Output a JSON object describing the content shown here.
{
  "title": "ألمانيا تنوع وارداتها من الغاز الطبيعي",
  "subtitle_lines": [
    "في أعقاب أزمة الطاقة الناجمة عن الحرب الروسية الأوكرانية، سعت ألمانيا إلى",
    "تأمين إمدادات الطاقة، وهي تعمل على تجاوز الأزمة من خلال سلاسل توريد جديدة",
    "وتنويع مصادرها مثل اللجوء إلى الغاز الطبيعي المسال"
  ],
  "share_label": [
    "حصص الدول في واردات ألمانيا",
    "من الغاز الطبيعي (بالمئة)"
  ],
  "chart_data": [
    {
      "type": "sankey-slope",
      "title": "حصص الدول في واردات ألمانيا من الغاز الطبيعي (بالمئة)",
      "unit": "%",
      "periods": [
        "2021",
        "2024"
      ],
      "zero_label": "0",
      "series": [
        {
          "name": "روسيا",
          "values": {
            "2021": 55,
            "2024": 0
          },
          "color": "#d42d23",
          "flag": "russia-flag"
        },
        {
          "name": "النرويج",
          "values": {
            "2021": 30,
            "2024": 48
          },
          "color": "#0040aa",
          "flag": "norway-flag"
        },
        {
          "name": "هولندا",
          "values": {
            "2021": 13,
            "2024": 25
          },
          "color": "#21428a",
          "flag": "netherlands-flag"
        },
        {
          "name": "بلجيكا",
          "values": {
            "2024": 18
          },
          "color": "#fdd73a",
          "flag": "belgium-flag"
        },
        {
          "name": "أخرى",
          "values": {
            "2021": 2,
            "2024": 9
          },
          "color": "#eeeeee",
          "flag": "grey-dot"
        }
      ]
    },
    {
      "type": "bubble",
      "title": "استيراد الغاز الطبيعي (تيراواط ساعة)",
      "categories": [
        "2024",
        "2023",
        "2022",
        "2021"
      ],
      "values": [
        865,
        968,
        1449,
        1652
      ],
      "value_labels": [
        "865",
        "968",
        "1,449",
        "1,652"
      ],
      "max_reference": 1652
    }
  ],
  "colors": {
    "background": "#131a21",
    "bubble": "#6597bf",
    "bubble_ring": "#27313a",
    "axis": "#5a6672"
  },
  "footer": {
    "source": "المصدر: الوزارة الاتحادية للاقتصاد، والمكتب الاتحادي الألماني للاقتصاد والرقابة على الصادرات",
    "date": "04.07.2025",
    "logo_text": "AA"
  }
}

▸ TO BE DONE: Take the listing above and set it down exactly.

▸ RESPONSE TO THE EXERCISE:
Output a JSON object describing the content shown here.
{
  "title": "ألمانيا تنوع وارداتها من الغاز الطبيعي",
  "subtitle_lines": [
    "في أعقاب أزمة الطاقة الناجمة عن الحرب الروسية الأوكرانية، سعت ألمانيا إلى",
    "تأمين إمدادات الطاقة، وهي تعمل على تجاوز الأزمة من خلال سلاسل توريد جديدة",
    "وتنويع مصادرها مثل اللجوء إلى الغاز الطبيعي المسال"
  ],
  "share_label": [
    "حصص الدول في واردات ألمانيا",
    "من الغاز الطبيعي (بالمئة)"
  ],
  "chart_data": [
    {
      "type": "sankey-slope",
      "title": "حصص الدول في واردات ألمانيا من الغاز الطبيعي (بالمئة)",
      "unit": "%",
      "periods": [
        "2021",
        "2024"
      ],
      "zero_label": "0",
      "series": [
        {
          "name": "روسيا",
          "values": {
            "2021": 55,
            "2024": 0
          },
          "color": "#d42d23",
          "flag": "russia-flag"
        },
        {
          "name": "النرويج",
          "values": {
            "2021": 30,
            "2024": 48
          },
          "color": "#0040aa",
          "flag": "norway-flag"
        },
        {
          "name": "هولندا",
          "values": {
            "2021": 13,
            "2024": 25
          },
          "color": "#21428a",
          "flag": "netherlands-flag"
        },
        {
          "name": "بلجيكا",
          "values": {
            "2024": 18
          },
          "color": "#fdd73a",
          "flag": "belgium-flag"
        },
        {
          "name": "أخرى",
          "values": {
            "2021": 2,
            "2024": 9
          },
          "color": "#eeeeee",
          "flag": "grey-dot"
        }
      ]
    },
    {
      "type": "bubble",
      "title": "استيراد الغاز الطبيعي (تيراواط ساعة)",
      "categories": [
        "2024",
        "2023",
        "2022",
        "2021"
      ],
      "values": [
        865,
        968,
        1449,
        1652
      ],
      "value_labels": [
        "865",
        "968",
        "1,449",
        "1,652"
      ],
      "max_reference": 1652
    }
  ],
  "colors": {
    "background": "#131a21",
    "bubble": "#6597bf",
    "bubble_ring": "#27313a",
    "axis": "#5a6672"
  },
  "footer": {
    "source": "المصدر: الوزارة الاتحادية للاقتصاد، والمكتب الاتحادي الألماني للاقتصاد والرقابة على الصادرات",
    "date": "04.07.2025",
    "logo_text": "AA"
  }
}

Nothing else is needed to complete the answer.